AIM OF THE EXERCISE:
Reproduce every entry below precisely. Pictures are excluded from the copy.
━━━━
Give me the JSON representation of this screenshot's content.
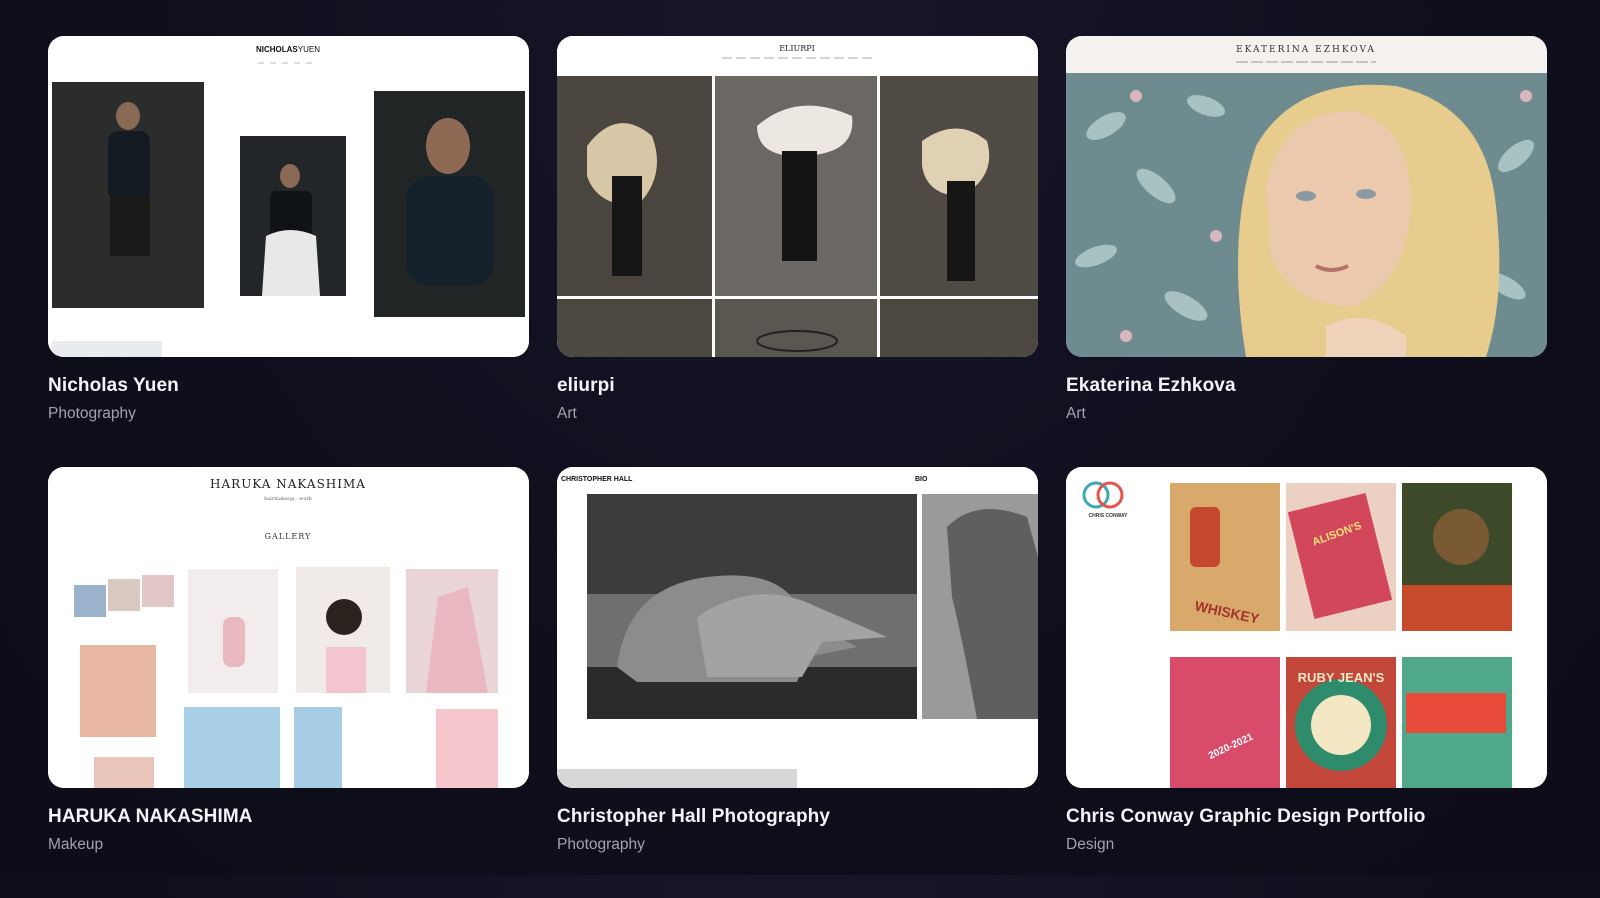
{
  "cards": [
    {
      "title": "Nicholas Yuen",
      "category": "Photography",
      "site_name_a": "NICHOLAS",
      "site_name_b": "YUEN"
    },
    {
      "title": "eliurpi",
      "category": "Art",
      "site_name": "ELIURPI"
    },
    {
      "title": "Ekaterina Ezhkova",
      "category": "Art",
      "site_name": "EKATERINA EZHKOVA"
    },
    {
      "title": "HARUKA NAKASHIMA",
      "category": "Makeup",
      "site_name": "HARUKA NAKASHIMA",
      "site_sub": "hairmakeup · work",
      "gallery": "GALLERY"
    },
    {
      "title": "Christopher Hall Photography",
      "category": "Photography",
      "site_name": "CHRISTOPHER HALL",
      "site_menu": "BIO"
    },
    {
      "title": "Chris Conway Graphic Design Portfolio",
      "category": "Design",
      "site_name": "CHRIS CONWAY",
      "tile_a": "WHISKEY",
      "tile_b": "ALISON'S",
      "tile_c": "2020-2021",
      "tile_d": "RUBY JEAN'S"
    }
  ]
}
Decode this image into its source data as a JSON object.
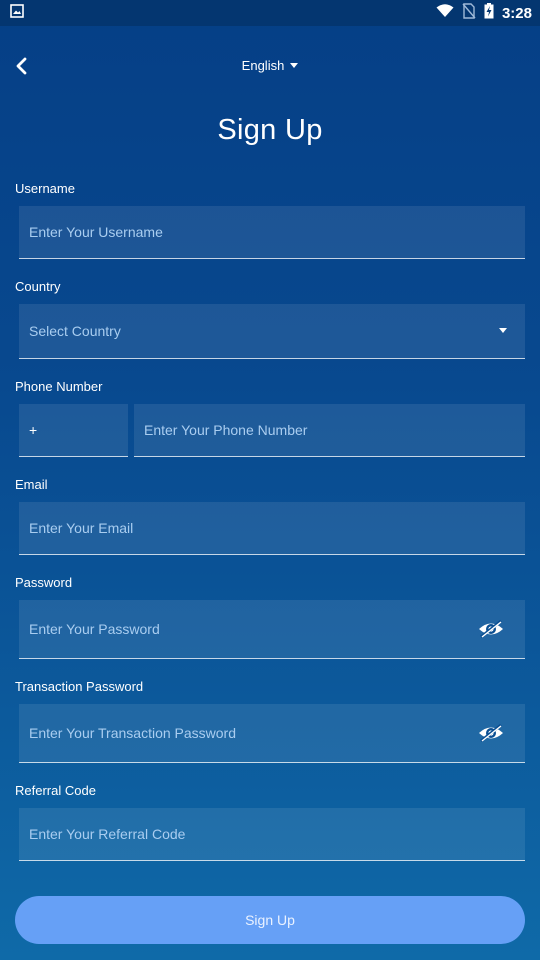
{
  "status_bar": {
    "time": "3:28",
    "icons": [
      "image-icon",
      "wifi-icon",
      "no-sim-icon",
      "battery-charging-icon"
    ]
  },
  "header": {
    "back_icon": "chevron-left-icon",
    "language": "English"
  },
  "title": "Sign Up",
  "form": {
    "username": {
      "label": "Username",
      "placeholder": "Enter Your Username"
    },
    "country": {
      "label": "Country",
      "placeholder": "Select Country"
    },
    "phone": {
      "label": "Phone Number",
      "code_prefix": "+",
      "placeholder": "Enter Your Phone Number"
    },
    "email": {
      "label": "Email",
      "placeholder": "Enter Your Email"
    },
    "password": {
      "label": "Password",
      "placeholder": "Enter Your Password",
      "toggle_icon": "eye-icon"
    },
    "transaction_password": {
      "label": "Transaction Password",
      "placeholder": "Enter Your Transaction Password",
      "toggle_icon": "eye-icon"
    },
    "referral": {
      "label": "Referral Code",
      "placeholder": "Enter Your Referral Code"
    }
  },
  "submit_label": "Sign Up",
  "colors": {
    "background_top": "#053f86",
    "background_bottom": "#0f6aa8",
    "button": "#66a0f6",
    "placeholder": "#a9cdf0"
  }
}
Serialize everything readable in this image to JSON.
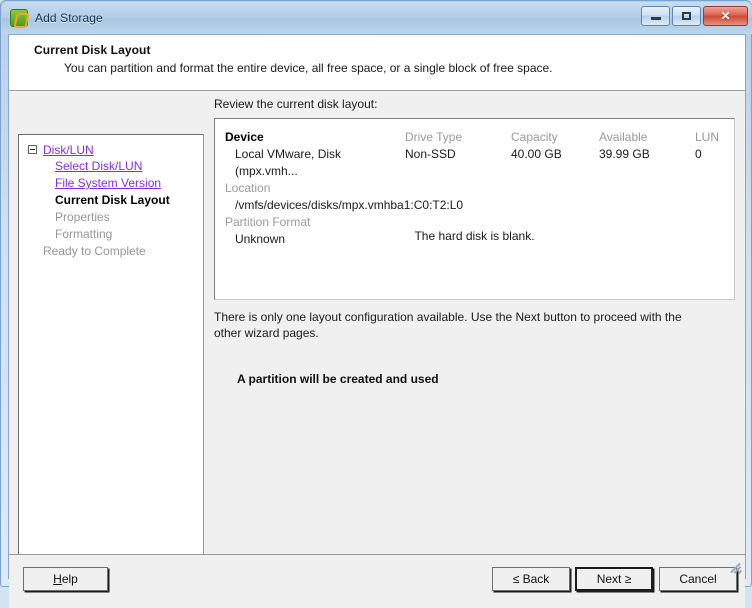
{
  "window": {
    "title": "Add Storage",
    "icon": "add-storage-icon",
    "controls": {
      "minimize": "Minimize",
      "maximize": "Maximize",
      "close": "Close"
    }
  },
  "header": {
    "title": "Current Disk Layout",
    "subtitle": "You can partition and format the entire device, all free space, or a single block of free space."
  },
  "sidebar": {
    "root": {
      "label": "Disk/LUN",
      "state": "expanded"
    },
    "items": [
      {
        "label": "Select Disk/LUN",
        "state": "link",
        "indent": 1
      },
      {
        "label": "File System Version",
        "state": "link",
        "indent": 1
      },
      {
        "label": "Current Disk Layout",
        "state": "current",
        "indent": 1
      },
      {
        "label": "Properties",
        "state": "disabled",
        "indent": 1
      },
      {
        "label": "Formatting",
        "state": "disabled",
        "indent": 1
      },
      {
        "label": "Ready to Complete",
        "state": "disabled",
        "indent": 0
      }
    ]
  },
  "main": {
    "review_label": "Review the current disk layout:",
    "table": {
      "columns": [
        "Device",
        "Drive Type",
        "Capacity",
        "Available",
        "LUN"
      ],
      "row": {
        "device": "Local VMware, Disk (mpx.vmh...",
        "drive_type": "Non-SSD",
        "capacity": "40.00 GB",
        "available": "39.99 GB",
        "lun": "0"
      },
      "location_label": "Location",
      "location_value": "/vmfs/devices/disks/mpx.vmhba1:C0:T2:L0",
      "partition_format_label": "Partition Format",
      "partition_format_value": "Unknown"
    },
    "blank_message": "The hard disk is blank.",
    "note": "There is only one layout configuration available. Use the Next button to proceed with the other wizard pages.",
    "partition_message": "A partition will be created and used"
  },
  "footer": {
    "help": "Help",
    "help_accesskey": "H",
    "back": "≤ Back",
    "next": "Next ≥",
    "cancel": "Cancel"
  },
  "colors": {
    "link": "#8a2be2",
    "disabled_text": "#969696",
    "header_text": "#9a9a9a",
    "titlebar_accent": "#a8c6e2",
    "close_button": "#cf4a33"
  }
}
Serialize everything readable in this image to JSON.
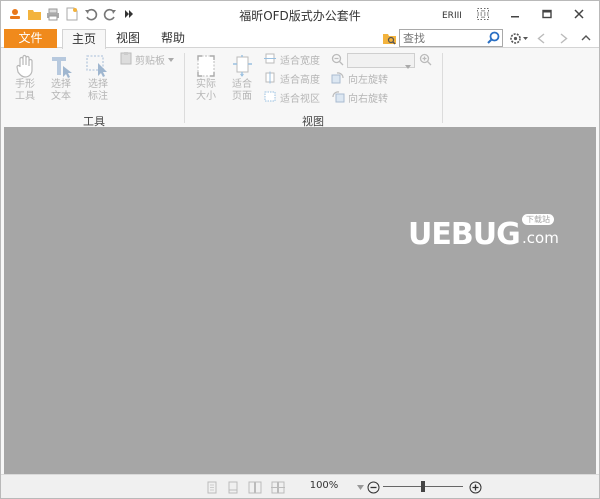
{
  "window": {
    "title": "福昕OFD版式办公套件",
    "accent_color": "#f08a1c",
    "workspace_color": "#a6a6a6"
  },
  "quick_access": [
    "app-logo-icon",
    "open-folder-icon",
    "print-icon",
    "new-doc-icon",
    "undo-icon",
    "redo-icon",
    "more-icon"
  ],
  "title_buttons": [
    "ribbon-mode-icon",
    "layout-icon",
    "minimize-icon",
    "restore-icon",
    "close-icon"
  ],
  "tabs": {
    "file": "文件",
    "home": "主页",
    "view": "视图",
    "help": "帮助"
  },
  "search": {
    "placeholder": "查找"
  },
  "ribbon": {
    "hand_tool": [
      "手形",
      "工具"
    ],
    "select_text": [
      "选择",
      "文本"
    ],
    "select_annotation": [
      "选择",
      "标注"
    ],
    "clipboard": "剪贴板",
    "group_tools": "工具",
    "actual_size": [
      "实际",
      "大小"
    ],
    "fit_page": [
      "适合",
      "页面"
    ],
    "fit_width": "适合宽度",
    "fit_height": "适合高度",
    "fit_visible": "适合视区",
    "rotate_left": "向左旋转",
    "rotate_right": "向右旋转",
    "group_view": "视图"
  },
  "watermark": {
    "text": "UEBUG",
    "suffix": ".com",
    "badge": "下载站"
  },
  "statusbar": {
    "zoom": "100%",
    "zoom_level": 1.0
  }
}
━━━━
EXERCISE OUTPUT:
Give me the JSON representation of this screenshot's content.
{
  "cards": [
    {
      "title": "Nicholas Yuen",
      "category": "Photography",
      "site_name_a": "NICHOLAS",
      "site_name_b": "YUEN"
    },
    {
      "title": "eliurpi",
      "category": "Art",
      "site_name": "ELIURPI"
    },
    {
      "title": "Ekaterina Ezhkova",
      "category": "Art",
      "site_name": "EKATERINA EZHKOVA"
    },
    {
      "title": "HARUKA NAKASHIMA",
      "category": "Makeup",
      "site_name": "HARUKA NAKASHIMA",
      "site_sub": "hairmakeup · work",
      "gallery": "GALLERY"
    },
    {
      "title": "Christopher Hall Photography",
      "category": "Photography",
      "site_name": "CHRISTOPHER HALL",
      "site_menu": "BIO"
    },
    {
      "title": "Chris Conway Graphic Design Portfolio",
      "category": "Design",
      "site_name": "CHRIS CONWAY",
      "tile_a": "WHISKEY",
      "tile_b": "ALISON'S",
      "tile_c": "2020-2021",
      "tile_d": "RUBY JEAN'S"
    }
  ]
}
Decode this image into its source data as a JSON object.
{
  "status_bar": {
    "time": "3:28",
    "icons": [
      "image-icon",
      "wifi-icon",
      "no-sim-icon",
      "battery-charging-icon"
    ]
  },
  "header": {
    "back_icon": "chevron-left-icon",
    "language": "English"
  },
  "title": "Sign Up",
  "form": {
    "username": {
      "label": "Username",
      "placeholder": "Enter Your Username"
    },
    "country": {
      "label": "Country",
      "placeholder": "Select Country"
    },
    "phone": {
      "label": "Phone Number",
      "code_prefix": "+",
      "placeholder": "Enter Your Phone Number"
    },
    "email": {
      "label": "Email",
      "placeholder": "Enter Your Email"
    },
    "password": {
      "label": "Password",
      "placeholder": "Enter Your Password",
      "toggle_icon": "eye-icon"
    },
    "transaction_password": {
      "label": "Transaction Password",
      "placeholder": "Enter Your Transaction Password",
      "toggle_icon": "eye-icon"
    },
    "referral": {
      "label": "Referral Code",
      "placeholder": "Enter Your Referral Code"
    }
  },
  "submit_label": "Sign Up",
  "colors": {
    "background_top": "#053f86",
    "background_bottom": "#0f6aa8",
    "button": "#66a0f6",
    "placeholder": "#a9cdf0"
  }
}
Serialize everything readable in this image to JSON.
{
  "window": {
    "title": "Add Storage",
    "icon": "add-storage-icon",
    "controls": {
      "minimize": "Minimize",
      "maximize": "Maximize",
      "close": "Close"
    }
  },
  "header": {
    "title": "Current Disk Layout",
    "subtitle": "You can partition and format the entire device, all free space, or a single block of free space."
  },
  "sidebar": {
    "root": {
      "label": "Disk/LUN",
      "state": "expanded"
    },
    "items": [
      {
        "label": "Select Disk/LUN",
        "state": "link",
        "indent": 1
      },
      {
        "label": "File System Version",
        "state": "link",
        "indent": 1
      },
      {
        "label": "Current Disk Layout",
        "state": "current",
        "indent": 1
      },
      {
        "label": "Properties",
        "state": "disabled",
        "indent": 1
      },
      {
        "label": "Formatting",
        "state": "disabled",
        "indent": 1
      },
      {
        "label": "Ready to Complete",
        "state": "disabled",
        "indent": 0
      }
    ]
  },
  "main": {
    "review_label": "Review the current disk layout:",
    "table": {
      "columns": [
        "Device",
        "Drive Type",
        "Capacity",
        "Available",
        "LUN"
      ],
      "row": {
        "device": "Local VMware, Disk (mpx.vmh...",
        "drive_type": "Non-SSD",
        "capacity": "40.00 GB",
        "available": "39.99 GB",
        "lun": "0"
      },
      "location_label": "Location",
      "location_value": "/vmfs/devices/disks/mpx.vmhba1:C0:T2:L0",
      "partition_format_label": "Partition Format",
      "partition_format_value": "Unknown"
    },
    "blank_message": "The hard disk is blank.",
    "note": "There is only one layout configuration available. Use the Next button to proceed with the other wizard pages.",
    "partition_message": "A partition will be created and used"
  },
  "footer": {
    "help": "Help",
    "help_accesskey": "H",
    "back": "≤ Back",
    "next": "Next ≥",
    "cancel": "Cancel"
  },
  "colors": {
    "link": "#8a2be2",
    "disabled_text": "#969696",
    "header_text": "#9a9a9a",
    "titlebar_accent": "#a8c6e2",
    "close_button": "#cf4a33"
  }
}
Serialize everything readable in this image to JSON.
{
  "window": {
    "title": "福昕OFD版式办公套件",
    "accent_color": "#f08a1c",
    "workspace_color": "#a6a6a6"
  },
  "quick_access": [
    "app-logo-icon",
    "open-folder-icon",
    "print-icon",
    "new-doc-icon",
    "undo-icon",
    "redo-icon",
    "more-icon"
  ],
  "title_buttons": [
    "ribbon-mode-icon",
    "layout-icon",
    "minimize-icon",
    "restore-icon",
    "close-icon"
  ],
  "tabs": {
    "file": "文件",
    "home": "主页",
    "view": "视图",
    "help": "帮助"
  },
  "search": {
    "placeholder": "查找"
  },
  "ribbon": {
    "hand_tool": [
      "手形",
      "工具"
    ],
    "select_text": [
      "选择",
      "文本"
    ],
    "select_annotation": [
      "选择",
      "标注"
    ],
    "clipboard": "剪贴板",
    "group_tools": "工具",
    "actual_size": [
      "实际",
      "大小"
    ],
    "fit_page": [
      "适合",
      "页面"
    ],
    "fit_width": "适合宽度",
    "fit_height": "适合高度",
    "fit_visible": "适合视区",
    "rotate_left": "向左旋转",
    "rotate_right": "向右旋转",
    "group_view": "视图"
  },
  "watermark": {
    "text": "UEBUG",
    "suffix": ".com",
    "badge": "下载站"
  },
  "statusbar": {
    "zoom": "100%",
    "zoom_level": 1.0
  }
}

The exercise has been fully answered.